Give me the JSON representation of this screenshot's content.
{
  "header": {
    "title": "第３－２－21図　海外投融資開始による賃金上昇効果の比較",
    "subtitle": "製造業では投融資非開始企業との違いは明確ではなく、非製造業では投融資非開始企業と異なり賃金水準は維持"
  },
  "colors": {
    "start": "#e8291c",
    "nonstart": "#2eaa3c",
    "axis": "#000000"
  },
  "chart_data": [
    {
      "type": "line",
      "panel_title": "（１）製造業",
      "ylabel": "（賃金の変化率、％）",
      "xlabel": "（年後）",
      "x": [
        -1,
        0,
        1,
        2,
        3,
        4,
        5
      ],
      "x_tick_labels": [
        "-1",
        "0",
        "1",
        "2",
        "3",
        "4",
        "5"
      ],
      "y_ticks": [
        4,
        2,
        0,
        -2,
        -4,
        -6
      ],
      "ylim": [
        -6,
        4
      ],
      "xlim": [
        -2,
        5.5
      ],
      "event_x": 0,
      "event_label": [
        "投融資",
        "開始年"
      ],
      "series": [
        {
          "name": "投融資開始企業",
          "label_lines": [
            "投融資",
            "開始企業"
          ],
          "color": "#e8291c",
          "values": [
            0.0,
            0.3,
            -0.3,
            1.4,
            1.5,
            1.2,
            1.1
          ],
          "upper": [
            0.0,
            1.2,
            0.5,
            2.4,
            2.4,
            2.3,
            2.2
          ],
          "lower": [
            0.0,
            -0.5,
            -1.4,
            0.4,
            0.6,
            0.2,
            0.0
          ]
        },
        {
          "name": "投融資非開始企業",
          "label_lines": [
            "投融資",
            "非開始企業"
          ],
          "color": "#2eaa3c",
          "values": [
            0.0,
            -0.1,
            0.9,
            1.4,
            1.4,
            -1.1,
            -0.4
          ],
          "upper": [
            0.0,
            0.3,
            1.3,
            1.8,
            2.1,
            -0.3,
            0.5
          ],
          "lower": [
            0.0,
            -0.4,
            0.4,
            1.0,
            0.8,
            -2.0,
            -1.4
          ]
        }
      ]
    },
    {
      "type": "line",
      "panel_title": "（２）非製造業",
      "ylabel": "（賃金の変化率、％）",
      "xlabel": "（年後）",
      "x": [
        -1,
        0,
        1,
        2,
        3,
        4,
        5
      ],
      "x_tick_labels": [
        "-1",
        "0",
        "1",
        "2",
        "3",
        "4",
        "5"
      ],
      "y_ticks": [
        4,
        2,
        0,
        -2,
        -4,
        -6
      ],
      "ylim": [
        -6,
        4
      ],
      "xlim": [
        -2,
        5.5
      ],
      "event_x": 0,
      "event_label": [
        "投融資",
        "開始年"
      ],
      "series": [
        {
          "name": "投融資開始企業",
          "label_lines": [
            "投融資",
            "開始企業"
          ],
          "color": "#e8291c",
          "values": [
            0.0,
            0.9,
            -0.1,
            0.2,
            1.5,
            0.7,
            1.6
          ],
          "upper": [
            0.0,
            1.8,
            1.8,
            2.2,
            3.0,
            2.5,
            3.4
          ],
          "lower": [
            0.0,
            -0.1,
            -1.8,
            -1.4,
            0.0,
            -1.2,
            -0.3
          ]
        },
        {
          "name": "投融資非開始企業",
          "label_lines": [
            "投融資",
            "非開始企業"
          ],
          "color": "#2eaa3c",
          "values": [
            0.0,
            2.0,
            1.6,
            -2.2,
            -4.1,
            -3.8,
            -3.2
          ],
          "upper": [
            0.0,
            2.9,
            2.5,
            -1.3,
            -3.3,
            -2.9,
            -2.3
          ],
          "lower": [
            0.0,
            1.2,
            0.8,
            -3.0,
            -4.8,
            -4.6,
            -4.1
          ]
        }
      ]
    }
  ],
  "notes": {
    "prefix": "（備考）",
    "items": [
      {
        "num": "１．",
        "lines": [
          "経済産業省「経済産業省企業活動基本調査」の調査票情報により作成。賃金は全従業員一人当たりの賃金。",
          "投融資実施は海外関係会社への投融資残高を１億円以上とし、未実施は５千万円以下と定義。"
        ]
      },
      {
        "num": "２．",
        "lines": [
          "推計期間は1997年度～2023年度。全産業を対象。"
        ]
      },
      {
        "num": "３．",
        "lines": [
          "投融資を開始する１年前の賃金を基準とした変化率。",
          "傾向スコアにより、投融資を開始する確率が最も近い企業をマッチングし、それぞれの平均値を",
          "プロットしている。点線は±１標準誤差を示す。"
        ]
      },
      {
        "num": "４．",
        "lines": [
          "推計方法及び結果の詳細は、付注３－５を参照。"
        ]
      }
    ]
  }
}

Objective -
Copy the entries above exactly, leaving none out.

The response -
Give me the JSON representation of this screenshot's content.
{
  "header": {
    "title": "第３－２－21図　海外投融資開始による賃金上昇効果の比較",
    "subtitle": "製造業では投融資非開始企業との違いは明確ではなく、非製造業では投融資非開始企業と異なり賃金水準は維持"
  },
  "colors": {
    "start": "#e8291c",
    "nonstart": "#2eaa3c",
    "axis": "#000000"
  },
  "chart_data": [
    {
      "type": "line",
      "panel_title": "（１）製造業",
      "ylabel": "（賃金の変化率、％）",
      "xlabel": "（年後）",
      "x": [
        -1,
        0,
        1,
        2,
        3,
        4,
        5
      ],
      "x_tick_labels": [
        "-1",
        "0",
        "1",
        "2",
        "3",
        "4",
        "5"
      ],
      "y_ticks": [
        4,
        2,
        0,
        -2,
        -4,
        -6
      ],
      "ylim": [
        -6,
        4
      ],
      "xlim": [
        -2,
        5.5
      ],
      "event_x": 0,
      "event_label": [
        "投融資",
        "開始年"
      ],
      "series": [
        {
          "name": "投融資開始企業",
          "label_lines": [
            "投融資",
            "開始企業"
          ],
          "color": "#e8291c",
          "values": [
            0.0,
            0.3,
            -0.3,
            1.4,
            1.5,
            1.2,
            1.1
          ],
          "upper": [
            0.0,
            1.2,
            0.5,
            2.4,
            2.4,
            2.3,
            2.2
          ],
          "lower": [
            0.0,
            -0.5,
            -1.4,
            0.4,
            0.6,
            0.2,
            0.0
          ]
        },
        {
          "name": "投融資非開始企業",
          "label_lines": [
            "投融資",
            "非開始企業"
          ],
          "color": "#2eaa3c",
          "values": [
            0.0,
            -0.1,
            0.9,
            1.4,
            1.4,
            -1.1,
            -0.4
          ],
          "upper": [
            0.0,
            0.3,
            1.3,
            1.8,
            2.1,
            -0.3,
            0.5
          ],
          "lower": [
            0.0,
            -0.4,
            0.4,
            1.0,
            0.8,
            -2.0,
            -1.4
          ]
        }
      ]
    },
    {
      "type": "line",
      "panel_title": "（２）非製造業",
      "ylabel": "（賃金の変化率、％）",
      "xlabel": "（年後）",
      "x": [
        -1,
        0,
        1,
        2,
        3,
        4,
        5
      ],
      "x_tick_labels": [
        "-1",
        "0",
        "1",
        "2",
        "3",
        "4",
        "5"
      ],
      "y_ticks": [
        4,
        2,
        0,
        -2,
        -4,
        -6
      ],
      "ylim": [
        -6,
        4
      ],
      "xlim": [
        -2,
        5.5
      ],
      "event_x": 0,
      "event_label": [
        "投融資",
        "開始年"
      ],
      "series": [
        {
          "name": "投融資開始企業",
          "label_lines": [
            "投融資",
            "開始企業"
          ],
          "color": "#e8291c",
          "values": [
            0.0,
            0.9,
            -0.1,
            0.2,
            1.5,
            0.7,
            1.6
          ],
          "upper": [
            0.0,
            1.8,
            1.8,
            2.2,
            3.0,
            2.5,
            3.4
          ],
          "lower": [
            0.0,
            -0.1,
            -1.8,
            -1.4,
            0.0,
            -1.2,
            -0.3
          ]
        },
        {
          "name": "投融資非開始企業",
          "label_lines": [
            "投融資",
            "非開始企業"
          ],
          "color": "#2eaa3c",
          "values": [
            0.0,
            2.0,
            1.6,
            -2.2,
            -4.1,
            -3.8,
            -3.2
          ],
          "upper": [
            0.0,
            2.9,
            2.5,
            -1.3,
            -3.3,
            -2.9,
            -2.3
          ],
          "lower": [
            0.0,
            1.2,
            0.8,
            -3.0,
            -4.8,
            -4.6,
            -4.1
          ]
        }
      ]
    }
  ],
  "notes": {
    "prefix": "（備考）",
    "items": [
      {
        "num": "１．",
        "lines": [
          "経済産業省「経済産業省企業活動基本調査」の調査票情報により作成。賃金は全従業員一人当たりの賃金。",
          "投融資実施は海外関係会社への投融資残高を１億円以上とし、未実施は５千万円以下と定義。"
        ]
      },
      {
        "num": "２．",
        "lines": [
          "推計期間は1997年度～2023年度。全産業を対象。"
        ]
      },
      {
        "num": "３．",
        "lines": [
          "投融資を開始する１年前の賃金を基準とした変化率。",
          "傾向スコアにより、投融資を開始する確率が最も近い企業をマッチングし、それぞれの平均値を",
          "プロットしている。点線は±１標準誤差を示す。"
        ]
      },
      {
        "num": "４．",
        "lines": [
          "推計方法及び結果の詳細は、付注３－５を参照。"
        ]
      }
    ]
  }
}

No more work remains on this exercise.